- [DIRECTIVE]: Return all of the lines below exactly as they are.

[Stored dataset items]
——

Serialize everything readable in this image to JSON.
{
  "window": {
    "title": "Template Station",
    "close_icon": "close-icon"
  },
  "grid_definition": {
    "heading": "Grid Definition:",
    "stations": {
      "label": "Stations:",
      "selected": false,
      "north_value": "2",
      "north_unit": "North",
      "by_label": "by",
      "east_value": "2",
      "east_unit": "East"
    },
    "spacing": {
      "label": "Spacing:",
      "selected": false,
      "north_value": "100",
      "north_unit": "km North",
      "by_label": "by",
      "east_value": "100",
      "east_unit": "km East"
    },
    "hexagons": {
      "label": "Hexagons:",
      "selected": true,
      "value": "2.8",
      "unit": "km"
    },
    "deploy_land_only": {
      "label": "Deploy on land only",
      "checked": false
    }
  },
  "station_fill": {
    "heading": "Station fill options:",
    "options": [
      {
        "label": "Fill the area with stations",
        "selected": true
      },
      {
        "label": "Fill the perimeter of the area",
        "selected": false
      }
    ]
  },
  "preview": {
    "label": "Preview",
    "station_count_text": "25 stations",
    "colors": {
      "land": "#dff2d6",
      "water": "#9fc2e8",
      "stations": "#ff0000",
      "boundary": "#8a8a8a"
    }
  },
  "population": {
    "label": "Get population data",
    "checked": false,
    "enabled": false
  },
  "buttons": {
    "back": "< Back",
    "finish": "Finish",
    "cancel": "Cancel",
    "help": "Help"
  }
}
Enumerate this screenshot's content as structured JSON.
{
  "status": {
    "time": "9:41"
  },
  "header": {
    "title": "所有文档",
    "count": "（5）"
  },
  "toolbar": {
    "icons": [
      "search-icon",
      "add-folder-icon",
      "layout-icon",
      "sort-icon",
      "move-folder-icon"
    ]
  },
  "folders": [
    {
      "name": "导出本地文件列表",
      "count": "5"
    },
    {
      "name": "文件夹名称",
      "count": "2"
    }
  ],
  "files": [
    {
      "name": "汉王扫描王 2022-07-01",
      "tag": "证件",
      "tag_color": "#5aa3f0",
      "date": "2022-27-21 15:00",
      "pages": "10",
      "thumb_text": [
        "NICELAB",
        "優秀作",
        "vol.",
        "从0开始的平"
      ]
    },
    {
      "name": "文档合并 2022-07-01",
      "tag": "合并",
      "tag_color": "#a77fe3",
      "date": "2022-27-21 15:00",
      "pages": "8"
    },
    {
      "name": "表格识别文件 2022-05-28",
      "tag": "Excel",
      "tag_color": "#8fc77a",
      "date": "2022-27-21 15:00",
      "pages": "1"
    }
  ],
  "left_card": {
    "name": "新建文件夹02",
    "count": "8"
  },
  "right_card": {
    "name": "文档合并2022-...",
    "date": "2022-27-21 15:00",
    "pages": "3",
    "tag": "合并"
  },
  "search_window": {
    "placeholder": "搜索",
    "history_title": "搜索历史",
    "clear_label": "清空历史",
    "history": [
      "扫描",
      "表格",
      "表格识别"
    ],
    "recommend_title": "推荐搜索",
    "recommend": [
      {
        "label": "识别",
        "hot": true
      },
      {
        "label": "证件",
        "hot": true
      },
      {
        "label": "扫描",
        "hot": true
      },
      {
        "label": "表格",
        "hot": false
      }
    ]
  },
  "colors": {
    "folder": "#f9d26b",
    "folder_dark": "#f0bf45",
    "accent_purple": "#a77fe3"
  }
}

——

- [RESPONSE TO THE TASK]:
Serialize everything readable in this image to JSON.
{
  "window": {
    "title": "Template Station",
    "close_icon": "close-icon"
  },
  "grid_definition": {
    "heading": "Grid Definition:",
    "stations": {
      "label": "Stations:",
      "selected": false,
      "north_value": "2",
      "north_unit": "North",
      "by_label": "by",
      "east_value": "2",
      "east_unit": "East"
    },
    "spacing": {
      "label": "Spacing:",
      "selected": false,
      "north_value": "100",
      "north_unit": "km North",
      "by_label": "by",
      "east_value": "100",
      "east_unit": "km East"
    },
    "hexagons": {
      "label": "Hexagons:",
      "selected": true,
      "value": "2.8",
      "unit": "km"
    },
    "deploy_land_only": {
      "label": "Deploy on land only",
      "checked": false
    }
  },
  "station_fill": {
    "heading": "Station fill options:",
    "options": [
      {
        "label": "Fill the area with stations",
        "selected": true
      },
      {
        "label": "Fill the perimeter of the area",
        "selected": false
      }
    ]
  },
  "preview": {
    "label": "Preview",
    "station_count_text": "25 stations",
    "colors": {
      "land": "#dff2d6",
      "water": "#9fc2e8",
      "stations": "#ff0000",
      "boundary": "#8a8a8a"
    }
  },
  "population": {
    "label": "Get population data",
    "checked": false,
    "enabled": false
  },
  "buttons": {
    "back": "< Back",
    "finish": "Finish",
    "cancel": "Cancel",
    "help": "Help"
  }
}
Enumerate this screenshot's content as structured JSON.
{
  "status": {
    "time": "9:41"
  },
  "header": {
    "title": "所有文档",
    "count": "（5）"
  },
  "toolbar": {
    "icons": [
      "search-icon",
      "add-folder-icon",
      "layout-icon",
      "sort-icon",
      "move-folder-icon"
    ]
  },
  "folders": [
    {
      "name": "导出本地文件列表",
      "count": "5"
    },
    {
      "name": "文件夹名称",
      "count": "2"
    }
  ],
  "files": [
    {
      "name": "汉王扫描王 2022-07-01",
      "tag": "证件",
      "tag_color": "#5aa3f0",
      "date": "2022-27-21 15:00",
      "pages": "10",
      "thumb_text": [
        "NICELAB",
        "優秀作",
        "vol.",
        "从0开始的平"
      ]
    },
    {
      "name": "文档合并 2022-07-01",
      "tag": "合并",
      "tag_color": "#a77fe3",
      "date": "2022-27-21 15:00",
      "pages": "8"
    },
    {
      "name": "表格识别文件 2022-05-28",
      "tag": "Excel",
      "tag_color": "#8fc77a",
      "date": "2022-27-21 15:00",
      "pages": "1"
    }
  ],
  "left_card": {
    "name": "新建文件夹02",
    "count": "8"
  },
  "right_card": {
    "name": "文档合并2022-...",
    "date": "2022-27-21 15:00",
    "pages": "3",
    "tag": "合并"
  },
  "search_window": {
    "placeholder": "搜索",
    "history_title": "搜索历史",
    "clear_label": "清空历史",
    "history": [
      "扫描",
      "表格",
      "表格识别"
    ],
    "recommend_title": "推荐搜索",
    "recommend": [
      {
        "label": "识别",
        "hot": true
      },
      {
        "label": "证件",
        "hot": true
      },
      {
        "label": "扫描",
        "hot": true
      },
      {
        "label": "表格",
        "hot": false
      }
    ]
  },
  "colors": {
    "folder": "#f9d26b",
    "folder_dark": "#f0bf45",
    "accent_purple": "#a77fe3"
  }
}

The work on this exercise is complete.